▶ _GOAL OF THE EXERCISE_
Identify each line holding the string "блуждающий" and copy it.

▶ _PROVIDED ENTRIES_
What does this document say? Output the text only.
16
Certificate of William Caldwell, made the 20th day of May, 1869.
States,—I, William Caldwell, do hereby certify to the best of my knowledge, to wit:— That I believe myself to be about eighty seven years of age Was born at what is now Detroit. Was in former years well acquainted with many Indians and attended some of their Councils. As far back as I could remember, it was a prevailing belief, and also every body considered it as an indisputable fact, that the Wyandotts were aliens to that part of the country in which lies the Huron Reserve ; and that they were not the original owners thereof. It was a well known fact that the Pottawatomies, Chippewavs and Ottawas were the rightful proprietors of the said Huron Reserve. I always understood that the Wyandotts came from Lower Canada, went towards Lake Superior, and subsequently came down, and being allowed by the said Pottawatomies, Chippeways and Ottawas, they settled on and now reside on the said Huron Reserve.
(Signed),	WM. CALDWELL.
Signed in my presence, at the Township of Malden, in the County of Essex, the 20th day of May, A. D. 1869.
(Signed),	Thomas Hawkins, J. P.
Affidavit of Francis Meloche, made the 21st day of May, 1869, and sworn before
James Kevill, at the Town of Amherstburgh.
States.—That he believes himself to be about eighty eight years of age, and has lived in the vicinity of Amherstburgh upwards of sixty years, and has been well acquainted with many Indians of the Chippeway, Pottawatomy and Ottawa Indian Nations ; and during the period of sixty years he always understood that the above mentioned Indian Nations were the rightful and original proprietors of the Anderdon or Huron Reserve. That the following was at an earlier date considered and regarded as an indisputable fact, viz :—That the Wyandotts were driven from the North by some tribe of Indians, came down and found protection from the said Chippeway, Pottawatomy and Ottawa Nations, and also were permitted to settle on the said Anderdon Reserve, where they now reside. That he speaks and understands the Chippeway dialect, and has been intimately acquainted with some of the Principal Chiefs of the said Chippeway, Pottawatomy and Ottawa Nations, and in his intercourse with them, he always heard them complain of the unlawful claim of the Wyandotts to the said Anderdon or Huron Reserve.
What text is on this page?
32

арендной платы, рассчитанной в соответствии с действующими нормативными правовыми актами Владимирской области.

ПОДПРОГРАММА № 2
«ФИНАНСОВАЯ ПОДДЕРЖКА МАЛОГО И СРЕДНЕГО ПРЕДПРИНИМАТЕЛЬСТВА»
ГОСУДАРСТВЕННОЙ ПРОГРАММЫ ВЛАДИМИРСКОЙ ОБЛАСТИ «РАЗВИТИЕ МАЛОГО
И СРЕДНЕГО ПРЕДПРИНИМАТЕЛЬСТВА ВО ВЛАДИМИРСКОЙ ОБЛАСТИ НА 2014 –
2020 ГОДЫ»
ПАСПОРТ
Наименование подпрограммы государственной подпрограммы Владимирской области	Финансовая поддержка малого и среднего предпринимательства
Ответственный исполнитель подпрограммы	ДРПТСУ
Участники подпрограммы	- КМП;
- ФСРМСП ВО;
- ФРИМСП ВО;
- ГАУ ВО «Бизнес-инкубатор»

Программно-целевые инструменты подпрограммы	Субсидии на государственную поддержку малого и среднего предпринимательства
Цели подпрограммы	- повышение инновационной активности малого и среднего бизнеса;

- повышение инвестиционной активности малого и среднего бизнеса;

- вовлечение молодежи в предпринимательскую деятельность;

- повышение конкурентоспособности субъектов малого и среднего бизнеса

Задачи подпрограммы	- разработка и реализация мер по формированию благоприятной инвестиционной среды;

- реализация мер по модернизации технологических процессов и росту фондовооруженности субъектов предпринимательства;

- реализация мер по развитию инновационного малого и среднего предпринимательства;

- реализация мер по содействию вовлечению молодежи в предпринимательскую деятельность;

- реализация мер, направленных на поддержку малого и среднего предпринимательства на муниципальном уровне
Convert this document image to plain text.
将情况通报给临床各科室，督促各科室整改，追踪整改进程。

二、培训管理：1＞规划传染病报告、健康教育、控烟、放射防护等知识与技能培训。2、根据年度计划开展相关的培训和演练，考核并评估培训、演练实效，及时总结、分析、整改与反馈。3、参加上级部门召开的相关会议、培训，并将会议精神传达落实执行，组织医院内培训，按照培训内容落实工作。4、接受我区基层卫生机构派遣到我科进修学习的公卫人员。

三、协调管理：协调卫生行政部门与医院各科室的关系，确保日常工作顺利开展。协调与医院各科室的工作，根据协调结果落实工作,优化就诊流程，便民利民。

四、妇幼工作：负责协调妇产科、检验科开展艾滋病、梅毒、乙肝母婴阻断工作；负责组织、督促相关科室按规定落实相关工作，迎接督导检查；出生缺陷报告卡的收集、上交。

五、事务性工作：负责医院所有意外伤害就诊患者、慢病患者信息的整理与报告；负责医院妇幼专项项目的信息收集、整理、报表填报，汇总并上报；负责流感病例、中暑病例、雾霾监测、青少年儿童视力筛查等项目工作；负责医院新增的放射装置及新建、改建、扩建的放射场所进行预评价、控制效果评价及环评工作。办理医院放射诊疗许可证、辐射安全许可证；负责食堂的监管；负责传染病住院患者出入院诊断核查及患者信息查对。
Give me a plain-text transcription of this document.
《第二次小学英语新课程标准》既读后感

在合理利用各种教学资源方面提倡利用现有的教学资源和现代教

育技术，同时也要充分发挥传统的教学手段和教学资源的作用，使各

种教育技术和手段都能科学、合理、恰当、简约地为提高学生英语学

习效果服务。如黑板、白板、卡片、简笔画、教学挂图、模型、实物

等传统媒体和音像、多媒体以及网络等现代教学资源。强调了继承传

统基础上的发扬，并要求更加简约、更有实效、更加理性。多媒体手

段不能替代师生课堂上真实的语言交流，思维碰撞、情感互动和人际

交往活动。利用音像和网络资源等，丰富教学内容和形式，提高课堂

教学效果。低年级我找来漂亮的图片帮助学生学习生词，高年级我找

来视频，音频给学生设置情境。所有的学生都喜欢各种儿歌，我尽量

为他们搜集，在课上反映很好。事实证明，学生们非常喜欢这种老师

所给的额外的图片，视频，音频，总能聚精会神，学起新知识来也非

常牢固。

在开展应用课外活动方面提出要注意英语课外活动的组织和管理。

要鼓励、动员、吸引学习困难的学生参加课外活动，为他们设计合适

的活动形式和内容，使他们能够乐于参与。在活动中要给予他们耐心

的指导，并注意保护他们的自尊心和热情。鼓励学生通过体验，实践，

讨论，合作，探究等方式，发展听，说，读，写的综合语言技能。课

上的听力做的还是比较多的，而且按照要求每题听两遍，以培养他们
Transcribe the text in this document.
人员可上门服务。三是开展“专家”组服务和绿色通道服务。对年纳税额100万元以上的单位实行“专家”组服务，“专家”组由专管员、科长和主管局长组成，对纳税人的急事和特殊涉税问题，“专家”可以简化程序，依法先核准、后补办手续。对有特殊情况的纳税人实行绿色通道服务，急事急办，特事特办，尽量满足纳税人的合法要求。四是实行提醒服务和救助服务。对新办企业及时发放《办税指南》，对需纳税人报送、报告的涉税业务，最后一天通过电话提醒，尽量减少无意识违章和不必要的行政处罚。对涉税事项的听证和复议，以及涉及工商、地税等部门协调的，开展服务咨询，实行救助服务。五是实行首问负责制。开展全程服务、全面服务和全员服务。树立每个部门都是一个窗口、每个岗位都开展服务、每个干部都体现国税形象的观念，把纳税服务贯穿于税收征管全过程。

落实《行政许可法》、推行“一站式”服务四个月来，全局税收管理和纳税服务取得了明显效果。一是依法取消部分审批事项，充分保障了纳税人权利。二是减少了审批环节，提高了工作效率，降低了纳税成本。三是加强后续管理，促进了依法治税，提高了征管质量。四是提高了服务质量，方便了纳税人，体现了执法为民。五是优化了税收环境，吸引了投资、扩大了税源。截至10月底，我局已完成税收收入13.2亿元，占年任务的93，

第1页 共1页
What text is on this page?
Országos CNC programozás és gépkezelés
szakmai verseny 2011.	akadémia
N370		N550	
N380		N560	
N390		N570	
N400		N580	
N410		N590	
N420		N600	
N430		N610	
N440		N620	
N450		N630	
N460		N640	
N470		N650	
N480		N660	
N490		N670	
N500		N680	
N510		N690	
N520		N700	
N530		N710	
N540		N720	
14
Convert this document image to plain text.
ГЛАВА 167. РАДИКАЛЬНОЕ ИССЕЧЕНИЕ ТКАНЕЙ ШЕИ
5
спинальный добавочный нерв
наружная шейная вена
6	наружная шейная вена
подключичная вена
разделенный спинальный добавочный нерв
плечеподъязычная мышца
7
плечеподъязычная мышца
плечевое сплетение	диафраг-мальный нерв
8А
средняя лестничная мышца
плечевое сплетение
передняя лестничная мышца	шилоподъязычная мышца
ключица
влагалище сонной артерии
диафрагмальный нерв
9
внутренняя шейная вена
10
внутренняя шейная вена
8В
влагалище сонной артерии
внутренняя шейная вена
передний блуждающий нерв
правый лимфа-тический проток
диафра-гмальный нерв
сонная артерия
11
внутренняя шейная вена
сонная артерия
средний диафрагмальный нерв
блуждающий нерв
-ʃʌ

▶ _RESULT_
передний блуждающий нерв
блуждающий нерв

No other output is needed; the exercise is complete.